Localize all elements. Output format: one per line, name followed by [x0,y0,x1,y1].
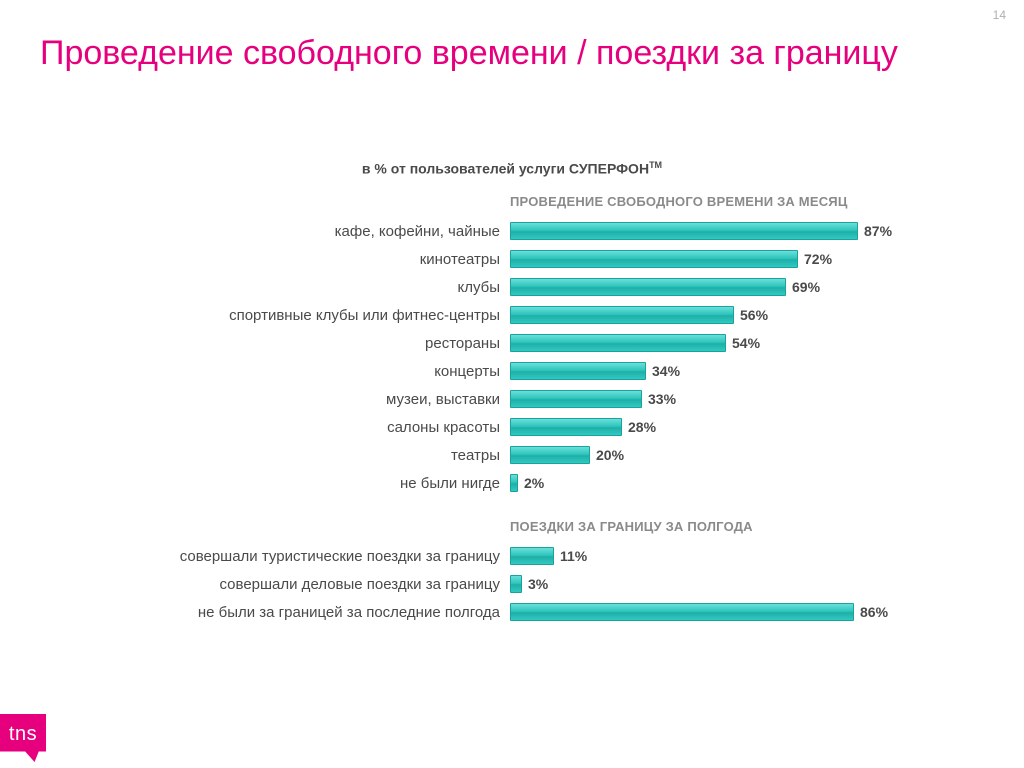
bar-container: 72% [510,250,950,268]
bar-value: 86% [860,604,888,620]
bar-label: совершали туристические поездки за грани… [70,548,510,565]
bar-value: 87% [864,223,892,239]
bar-container: 2% [510,474,950,492]
bar-value: 28% [628,419,656,435]
chart-section-header: ПРОВЕДЕНИЕ СВОБОДНОГО ВРЕМЕНИ ЗА МЕСЯЦ [510,194,950,209]
bar [510,390,642,408]
slide-title: Проведение свободного времени / поездки … [40,32,984,75]
bar-value: 33% [648,391,676,407]
chart-row: клубы 69% [70,273,950,301]
bar-container: 28% [510,418,950,436]
bar-container: 56% [510,306,950,324]
bar-value: 69% [792,279,820,295]
bar [510,474,518,492]
chart-row: не были нигде 2% [70,469,950,497]
bar [510,575,522,593]
bar-value: 54% [732,335,760,351]
bar-container: 20% [510,446,950,464]
page-number: 14 [993,8,1006,22]
subtitle-text: в % от пользователей услуги СУПЕРФОН [362,161,649,177]
bar-container: 87% [510,222,950,240]
bar [510,334,726,352]
bar-container: 33% [510,390,950,408]
chart-section-header: ПОЕЗДКИ ЗА ГРАНИЦУ ЗА ПОЛГОДА [510,519,950,534]
chart-row: музеи, выставки 33% [70,385,950,413]
bar-value: 56% [740,307,768,323]
bar-container: 34% [510,362,950,380]
bar-label: совершали деловые поездки за границу [70,576,510,593]
bar [510,222,858,240]
chart-row: совершали туристические поездки за грани… [70,542,950,570]
chart-row: совершали деловые поездки за границу 3% [70,570,950,598]
bar-value: 20% [596,447,624,463]
bar-container: 54% [510,334,950,352]
bar-label: не были нигде [70,475,510,492]
bar-container: 3% [510,575,950,593]
chart-row: кинотеатры 72% [70,245,950,273]
tns-logo: tns [0,714,46,762]
slide-subtitle: в % от пользователей услуги СУПЕРФОНТМ [0,160,1024,177]
chart-row: не были за границей за последние полгода… [70,598,950,626]
chart-row: театры 20% [70,441,950,469]
bar-value: 2% [524,475,544,491]
bar-label: концерты [70,363,510,380]
bar-label: музеи, выставки [70,391,510,408]
bar [510,306,734,324]
bar-container: 69% [510,278,950,296]
bar [510,603,854,621]
bar-label: салоны красоты [70,419,510,436]
bar-label: кинотеатры [70,251,510,268]
bar-value: 11% [560,548,587,564]
logo-text: tns [9,723,37,746]
bar-chart: ПРОВЕДЕНИЕ СВОБОДНОГО ВРЕМЕНИ ЗА МЕСЯЦка… [70,186,950,626]
bar-container: 11% [510,547,950,565]
chart-row: спортивные клубы или фитнес-центры 56% [70,301,950,329]
bar-value: 72% [804,251,832,267]
bar [510,278,786,296]
bar-label: не были за границей за последние полгода [70,604,510,621]
bar-label: клубы [70,279,510,296]
chart-row: концерты 34% [70,357,950,385]
chart-row: салоны красоты 28% [70,413,950,441]
bar [510,418,622,436]
bar-label: спортивные клубы или фитнес-центры [70,307,510,324]
subtitle-superscript: ТМ [649,160,662,170]
bar [510,362,646,380]
chart-row: кафе, кофейни, чайные 87% [70,217,950,245]
logo-shape: tns [0,714,46,762]
group-gap [70,497,950,511]
bar-container: 86% [510,603,950,621]
bar-value: 34% [652,363,680,379]
bar-label: театры [70,447,510,464]
chart-row: рестораны 54% [70,329,950,357]
bar [510,547,554,565]
bar-label: рестораны [70,335,510,352]
bar-value: 3% [528,576,548,592]
bar-label: кафе, кофейни, чайные [70,223,510,240]
bar [510,250,798,268]
bar [510,446,590,464]
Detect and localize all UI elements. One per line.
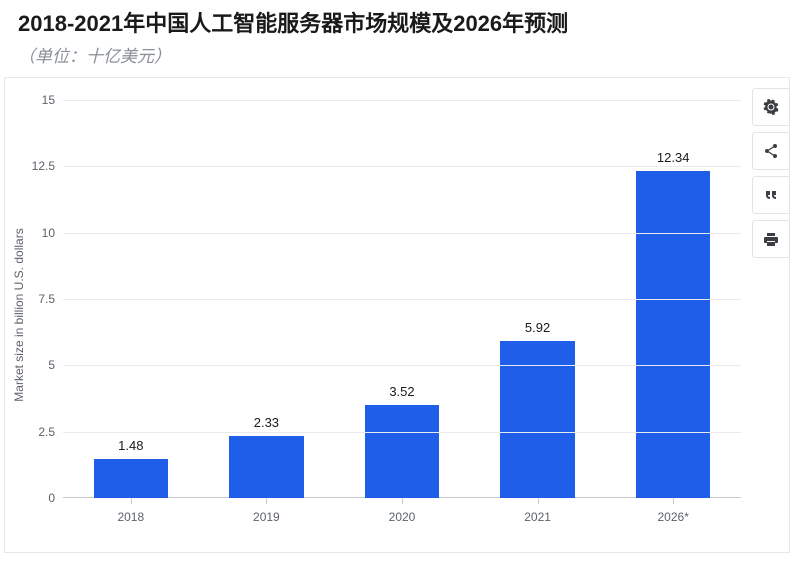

**Problem statement**
Transcribe verbatim the portion of the data that opens with the line containing "bar-container: 72% [510,250,950,268]" and closes with the line containing "bar-value: 28% [628,419,656,435]", including both of those lines.

**Answer to this problem**
bar-container: 72% [510,250,950,268]
bar-value: 86% [860,604,888,620]
bar-label: совершали туристические поездки за грани… [70,548,510,565]
bar-value: 87% [864,223,892,239]
bar-container: 2% [510,474,950,492]
bar-value: 28% [628,419,656,435]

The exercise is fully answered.